# Start of Given records

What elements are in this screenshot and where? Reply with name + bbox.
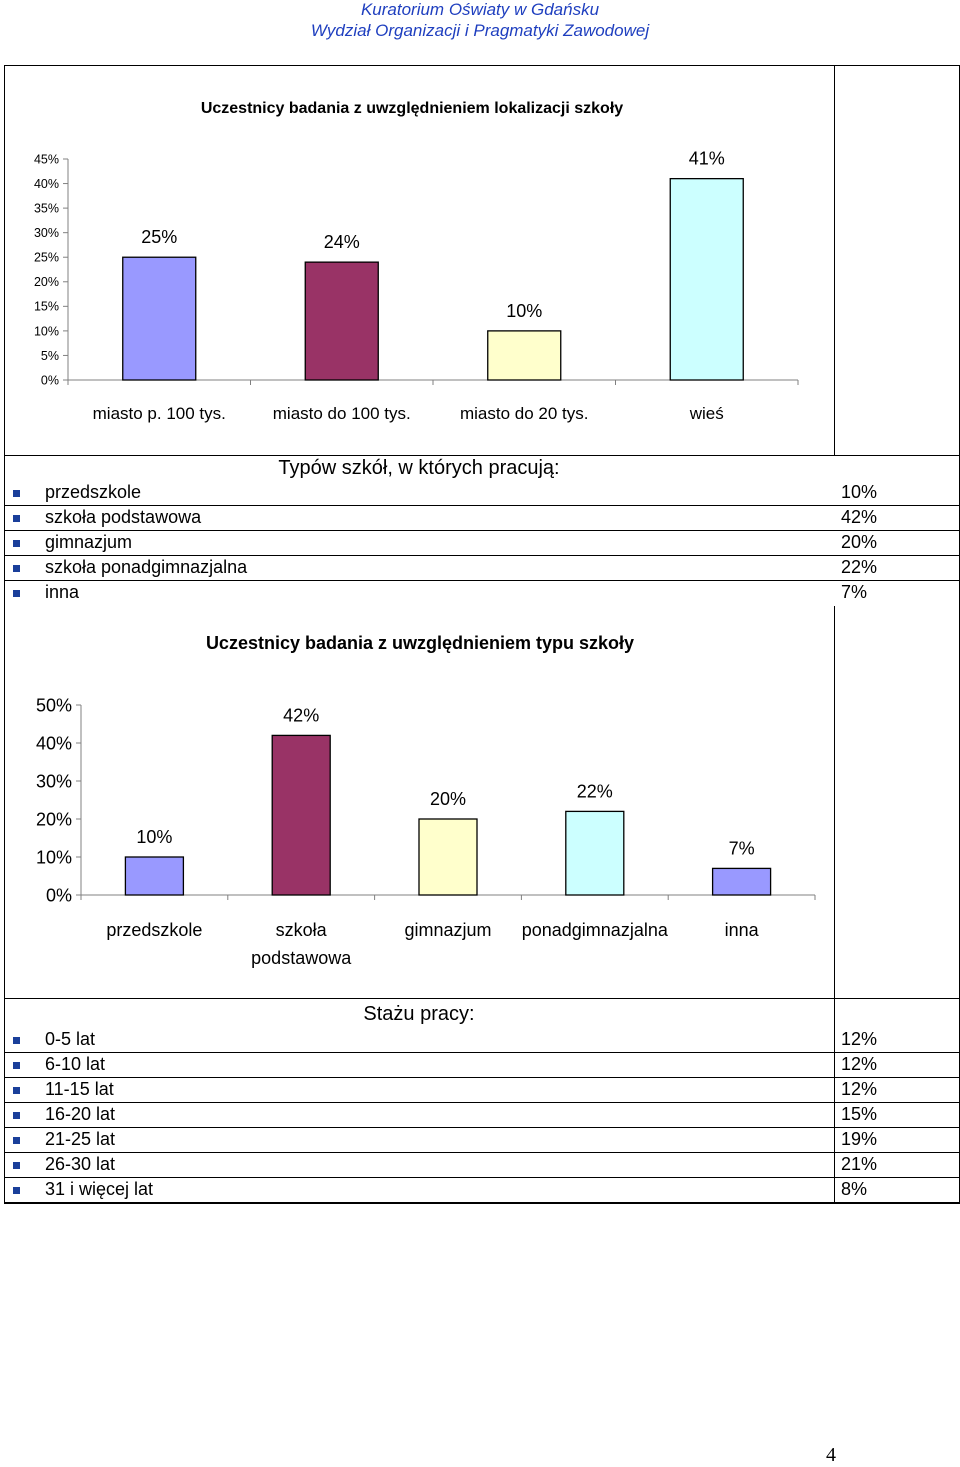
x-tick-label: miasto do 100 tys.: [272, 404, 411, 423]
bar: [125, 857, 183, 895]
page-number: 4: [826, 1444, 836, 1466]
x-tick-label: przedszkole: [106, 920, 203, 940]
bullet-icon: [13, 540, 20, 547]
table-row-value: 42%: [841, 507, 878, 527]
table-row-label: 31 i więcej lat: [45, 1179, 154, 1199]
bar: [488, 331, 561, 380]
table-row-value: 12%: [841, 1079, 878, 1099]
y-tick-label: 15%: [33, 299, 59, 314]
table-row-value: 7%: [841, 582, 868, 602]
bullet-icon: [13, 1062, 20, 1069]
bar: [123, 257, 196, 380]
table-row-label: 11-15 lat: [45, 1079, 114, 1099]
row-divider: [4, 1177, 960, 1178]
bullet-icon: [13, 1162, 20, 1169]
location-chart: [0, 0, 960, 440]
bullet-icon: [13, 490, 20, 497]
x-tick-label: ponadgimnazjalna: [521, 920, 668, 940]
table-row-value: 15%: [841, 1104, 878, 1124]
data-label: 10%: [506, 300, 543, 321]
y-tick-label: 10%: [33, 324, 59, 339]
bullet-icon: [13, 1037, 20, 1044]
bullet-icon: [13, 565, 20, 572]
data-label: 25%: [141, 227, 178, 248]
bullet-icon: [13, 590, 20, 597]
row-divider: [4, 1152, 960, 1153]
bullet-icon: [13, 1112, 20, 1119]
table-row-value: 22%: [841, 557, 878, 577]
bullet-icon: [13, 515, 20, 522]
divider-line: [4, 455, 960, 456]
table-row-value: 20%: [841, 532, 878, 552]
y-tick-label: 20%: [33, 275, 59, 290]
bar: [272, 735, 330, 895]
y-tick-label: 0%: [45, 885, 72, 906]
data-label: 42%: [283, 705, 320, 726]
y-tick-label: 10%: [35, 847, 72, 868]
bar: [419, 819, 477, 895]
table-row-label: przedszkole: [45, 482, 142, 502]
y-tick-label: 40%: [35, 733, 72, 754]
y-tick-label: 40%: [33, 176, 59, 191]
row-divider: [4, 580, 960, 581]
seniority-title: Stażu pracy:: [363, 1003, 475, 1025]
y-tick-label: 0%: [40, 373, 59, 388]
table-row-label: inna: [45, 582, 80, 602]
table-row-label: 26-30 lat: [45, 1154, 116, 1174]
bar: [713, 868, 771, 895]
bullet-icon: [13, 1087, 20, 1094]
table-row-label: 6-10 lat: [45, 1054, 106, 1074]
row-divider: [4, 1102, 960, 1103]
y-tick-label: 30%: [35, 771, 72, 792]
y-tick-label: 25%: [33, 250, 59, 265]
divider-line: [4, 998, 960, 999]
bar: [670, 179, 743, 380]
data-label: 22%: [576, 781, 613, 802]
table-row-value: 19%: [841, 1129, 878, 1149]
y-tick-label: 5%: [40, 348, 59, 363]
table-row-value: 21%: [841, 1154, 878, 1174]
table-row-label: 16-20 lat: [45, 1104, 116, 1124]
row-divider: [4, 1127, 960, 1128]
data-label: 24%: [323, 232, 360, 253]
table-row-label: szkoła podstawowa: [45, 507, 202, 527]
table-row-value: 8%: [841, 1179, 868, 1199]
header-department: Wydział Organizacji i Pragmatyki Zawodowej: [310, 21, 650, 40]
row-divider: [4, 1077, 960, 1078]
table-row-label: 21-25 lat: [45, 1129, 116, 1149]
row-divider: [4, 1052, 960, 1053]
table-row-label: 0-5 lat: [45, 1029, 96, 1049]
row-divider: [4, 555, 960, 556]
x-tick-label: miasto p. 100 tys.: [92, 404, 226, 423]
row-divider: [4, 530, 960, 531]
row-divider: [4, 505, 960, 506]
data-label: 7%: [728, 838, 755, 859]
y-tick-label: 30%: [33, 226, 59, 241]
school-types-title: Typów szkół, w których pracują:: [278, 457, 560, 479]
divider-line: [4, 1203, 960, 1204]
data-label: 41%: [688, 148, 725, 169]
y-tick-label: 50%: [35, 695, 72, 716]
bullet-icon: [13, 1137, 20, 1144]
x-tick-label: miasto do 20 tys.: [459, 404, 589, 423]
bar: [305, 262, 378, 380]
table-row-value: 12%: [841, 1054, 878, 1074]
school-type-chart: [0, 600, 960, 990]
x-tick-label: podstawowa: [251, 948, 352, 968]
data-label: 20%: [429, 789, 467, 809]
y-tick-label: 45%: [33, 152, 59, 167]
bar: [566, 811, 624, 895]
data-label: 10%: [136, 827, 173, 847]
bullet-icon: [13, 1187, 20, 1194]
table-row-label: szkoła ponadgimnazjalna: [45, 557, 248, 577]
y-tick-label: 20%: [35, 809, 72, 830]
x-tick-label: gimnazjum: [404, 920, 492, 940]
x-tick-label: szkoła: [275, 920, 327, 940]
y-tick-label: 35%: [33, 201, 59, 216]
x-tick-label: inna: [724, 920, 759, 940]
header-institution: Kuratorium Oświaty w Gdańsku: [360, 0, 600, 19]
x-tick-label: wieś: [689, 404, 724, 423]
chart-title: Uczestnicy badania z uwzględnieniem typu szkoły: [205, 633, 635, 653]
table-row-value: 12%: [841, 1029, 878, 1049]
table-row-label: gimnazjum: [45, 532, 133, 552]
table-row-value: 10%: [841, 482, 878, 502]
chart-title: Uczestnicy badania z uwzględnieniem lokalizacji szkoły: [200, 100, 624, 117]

# End of Given records

## The request
Write out the data above again with every "row-divider" swapped for "row-separator" and everything else unchanged, leaving the pictures out.

## Result of the task
What elements are in this screenshot and where? Reply with name + bbox.
x-tick-label: miasto do 100 tys.: [272, 404, 411, 423]
bar: [125, 857, 183, 895]
page-number: 4: [826, 1444, 836, 1466]
x-tick-label: przedszkole: [106, 920, 203, 940]
bullet-icon: [13, 540, 20, 547]
table-row-value: 42%: [841, 507, 878, 527]
table-row-label: 31 i więcej lat: [45, 1179, 154, 1199]
bar: [488, 331, 561, 380]
table-row-value: 12%: [841, 1079, 878, 1099]
y-tick-label: 15%: [33, 299, 59, 314]
table-row-value: 7%: [841, 582, 868, 602]
bullet-icon: [13, 1062, 20, 1069]
bar: [123, 257, 196, 380]
table-row-label: 11-15 lat: [45, 1079, 114, 1099]
row-separator: [4, 1177, 960, 1178]
bullet-icon: [13, 1162, 20, 1169]
location-chart: [0, 0, 960, 440]
bullet-icon: [13, 490, 20, 497]
x-tick-label: ponadgimnazjalna: [521, 920, 668, 940]
table-row-value: 15%: [841, 1104, 878, 1124]
data-label: 10%: [506, 300, 543, 321]
y-tick-label: 10%: [33, 324, 59, 339]
bullet-icon: [13, 1037, 20, 1044]
bullet-icon: [13, 565, 20, 572]
data-label: 25%: [141, 227, 178, 248]
bullet-icon: [13, 590, 20, 597]
row-separator: [4, 1152, 960, 1153]
bullet-icon: [13, 1112, 20, 1119]
table-row-value: 22%: [841, 557, 878, 577]
bullet-icon: [13, 515, 20, 522]
divider-line: [4, 455, 960, 456]
table-row-value: 20%: [841, 532, 878, 552]
y-tick-label: 20%: [33, 275, 59, 290]
bar: [272, 735, 330, 895]
y-tick-label: 0%: [45, 885, 72, 906]
data-label: 42%: [283, 705, 320, 726]
y-tick-label: 10%: [35, 847, 72, 868]
bar: [419, 819, 477, 895]
table-row-label: przedszkole: [45, 482, 142, 502]
y-tick-label: 40%: [35, 733, 72, 754]
y-tick-label: 40%: [33, 176, 59, 191]
row-separator: [4, 580, 960, 581]
seniority-title: Stażu pracy:: [363, 1003, 475, 1025]
y-tick-label: 0%: [40, 373, 59, 388]
table-row-label: inna: [45, 582, 80, 602]
table-row-label: 26-30 lat: [45, 1154, 116, 1174]
bar: [713, 868, 771, 895]
bullet-icon: [13, 1087, 20, 1094]
table-row-label: 6-10 lat: [45, 1054, 106, 1074]
row-separator: [4, 1102, 960, 1103]
y-tick-label: 30%: [35, 771, 72, 792]
y-tick-label: 25%: [33, 250, 59, 265]
divider-line: [4, 998, 960, 999]
bar: [670, 179, 743, 380]
data-label: 22%: [576, 781, 613, 802]
table-row-value: 19%: [841, 1129, 878, 1149]
y-tick-label: 5%: [40, 348, 59, 363]
table-row-value: 21%: [841, 1154, 878, 1174]
table-row-label: 16-20 lat: [45, 1104, 116, 1124]
row-separator: [4, 1127, 960, 1128]
data-label: 24%: [323, 232, 360, 253]
table-row-label: szkoła podstawowa: [45, 507, 202, 527]
table-row-value: 8%: [841, 1179, 868, 1199]
header-department: Wydział Organizacji i Pragmatyki Zawodowej: [310, 21, 650, 40]
row-separator: [4, 1077, 960, 1078]
table-row-label: 21-25 lat: [45, 1129, 116, 1149]
row-separator: [4, 1052, 960, 1053]
table-row-label: 0-5 lat: [45, 1029, 96, 1049]
row-separator: [4, 555, 960, 556]
x-tick-label: miasto p. 100 tys.: [92, 404, 226, 423]
row-separator: [4, 530, 960, 531]
row-separator: [4, 505, 960, 506]
data-label: 7%: [728, 838, 755, 859]
y-tick-label: 30%: [33, 226, 59, 241]
school-types-title: Typów szkół, w których pracują:: [278, 457, 560, 479]
divider-line: [4, 1203, 960, 1204]
data-label: 41%: [688, 148, 725, 169]
y-tick-label: 50%: [35, 695, 72, 716]
bullet-icon: [13, 1137, 20, 1144]
x-tick-label: miasto do 20 tys.: [459, 404, 589, 423]
bar: [305, 262, 378, 380]
table-row-value: 12%: [841, 1054, 878, 1074]
school-type-chart: [0, 600, 960, 990]
x-tick-label: podstawowa: [251, 948, 352, 968]
data-label: 20%: [429, 789, 467, 809]
y-tick-label: 45%: [33, 152, 59, 167]
bar: [566, 811, 624, 895]
data-label: 10%: [136, 827, 173, 847]
bullet-icon: [13, 1187, 20, 1194]
table-row-label: szkoła ponadgimnazjalna: [45, 557, 248, 577]
y-tick-label: 20%: [35, 809, 72, 830]
x-tick-label: gimnazjum: [404, 920, 492, 940]
x-tick-label: szkoła: [275, 920, 327, 940]
y-tick-label: 35%: [33, 201, 59, 216]
x-tick-label: inna: [724, 920, 759, 940]
header-institution: Kuratorium Oświaty w Gdańsku: [360, 0, 600, 19]
x-tick-label: wieś: [689, 404, 724, 423]
chart-title: Uczestnicy badania z uwzględnieniem typu szkoły: [205, 633, 635, 653]
table-row-value: 12%: [841, 1029, 878, 1049]
table-row-label: gimnazjum: [45, 532, 133, 552]
table-row-value: 10%: [841, 482, 878, 502]
chart-title: Uczestnicy badania z uwzględnieniem lokalizacji szkoły: [200, 100, 624, 117]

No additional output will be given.